§ Material supplied:
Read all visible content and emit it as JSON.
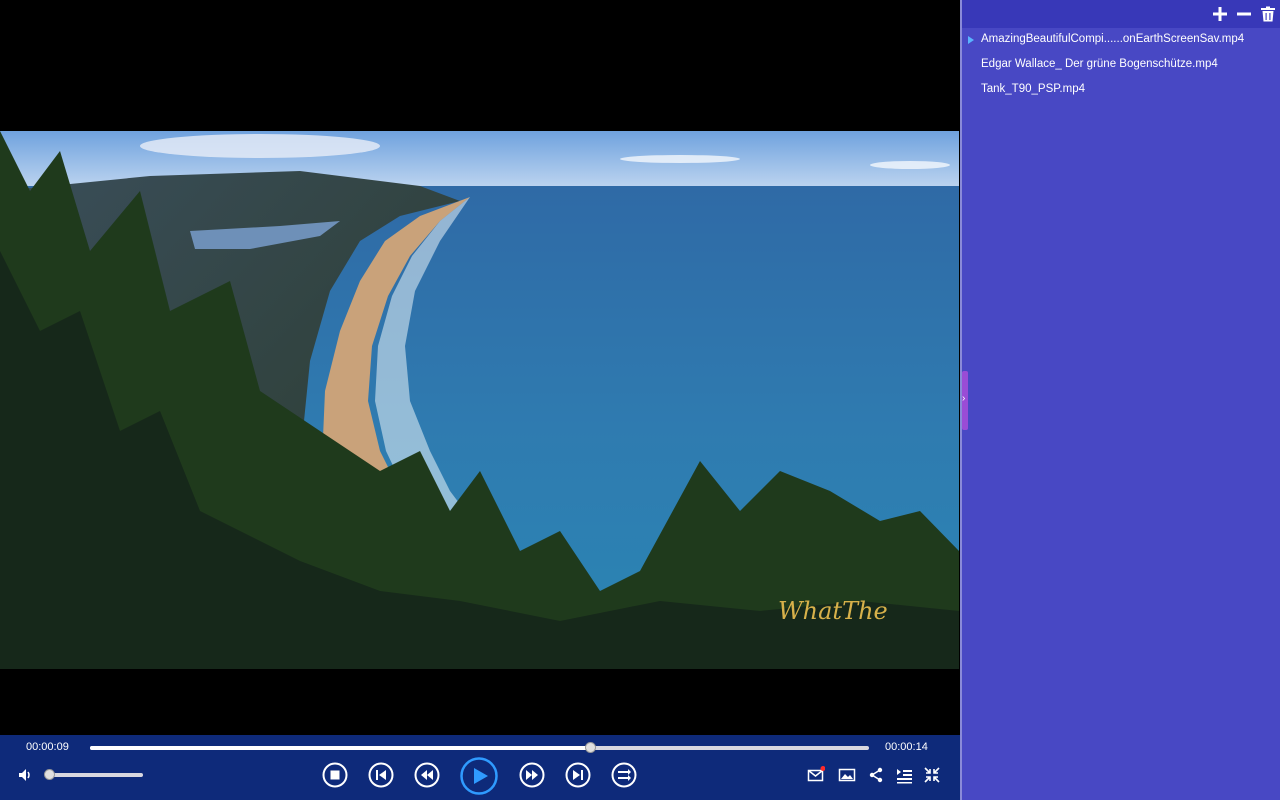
{
  "player": {
    "video_watermark": "WhatThe",
    "time_elapsed": "00:00:09",
    "time_total": "00:00:14",
    "progress_fraction": 0.642,
    "volume_fraction": 0.03,
    "accent_color": "#2f9bff",
    "controls": [
      {
        "name": "stop-button",
        "icon": "stop-icon"
      },
      {
        "name": "previous-button",
        "icon": "skip-previous-icon"
      },
      {
        "name": "rewind-button",
        "icon": "rewind-icon"
      },
      {
        "name": "play-button",
        "icon": "play-icon"
      },
      {
        "name": "fast-forward-button",
        "icon": "fast-forward-icon"
      },
      {
        "name": "next-button",
        "icon": "skip-next-icon"
      },
      {
        "name": "playback-mode-button",
        "icon": "repeat-list-icon"
      }
    ],
    "right_tools": [
      "mail-icon",
      "picture-icon",
      "share-icon",
      "playlist-toggle-icon",
      "collapse-icon"
    ]
  },
  "sidebar": {
    "toolbar": [
      "add-icon",
      "remove-icon",
      "trash-icon"
    ],
    "playlist": [
      {
        "title": "AmazingBeautifulCompi......onEarthScreenSav.mp4",
        "playing": true
      },
      {
        "title": "Edgar Wallace_ Der grüne Bogenschütze.mp4",
        "playing": false
      },
      {
        "title": "Tank_T90_PSP.mp4",
        "playing": false
      }
    ],
    "handle_glyph": "›"
  }
}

§ What is asked: Reproduce all entries exactly. Pictures do not belong in the copy.

§ Answer to the task:
Read all visible content and emit it as JSON.
{
  "player": {
    "video_watermark": "WhatThe",
    "time_elapsed": "00:00:09",
    "time_total": "00:00:14",
    "progress_fraction": 0.642,
    "volume_fraction": 0.03,
    "accent_color": "#2f9bff",
    "controls": [
      {
        "name": "stop-button",
        "icon": "stop-icon"
      },
      {
        "name": "previous-button",
        "icon": "skip-previous-icon"
      },
      {
        "name": "rewind-button",
        "icon": "rewind-icon"
      },
      {
        "name": "play-button",
        "icon": "play-icon"
      },
      {
        "name": "fast-forward-button",
        "icon": "fast-forward-icon"
      },
      {
        "name": "next-button",
        "icon": "skip-next-icon"
      },
      {
        "name": "playback-mode-button",
        "icon": "repeat-list-icon"
      }
    ],
    "right_tools": [
      "mail-icon",
      "picture-icon",
      "share-icon",
      "playlist-toggle-icon",
      "collapse-icon"
    ]
  },
  "sidebar": {
    "toolbar": [
      "add-icon",
      "remove-icon",
      "trash-icon"
    ],
    "playlist": [
      {
        "title": "AmazingBeautifulCompi......onEarthScreenSav.mp4",
        "playing": true
      },
      {
        "title": "Edgar Wallace_ Der grüne Bogenschütze.mp4",
        "playing": false
      },
      {
        "title": "Tank_T90_PSP.mp4",
        "playing": false
      }
    ],
    "handle_glyph": "›"
  }
}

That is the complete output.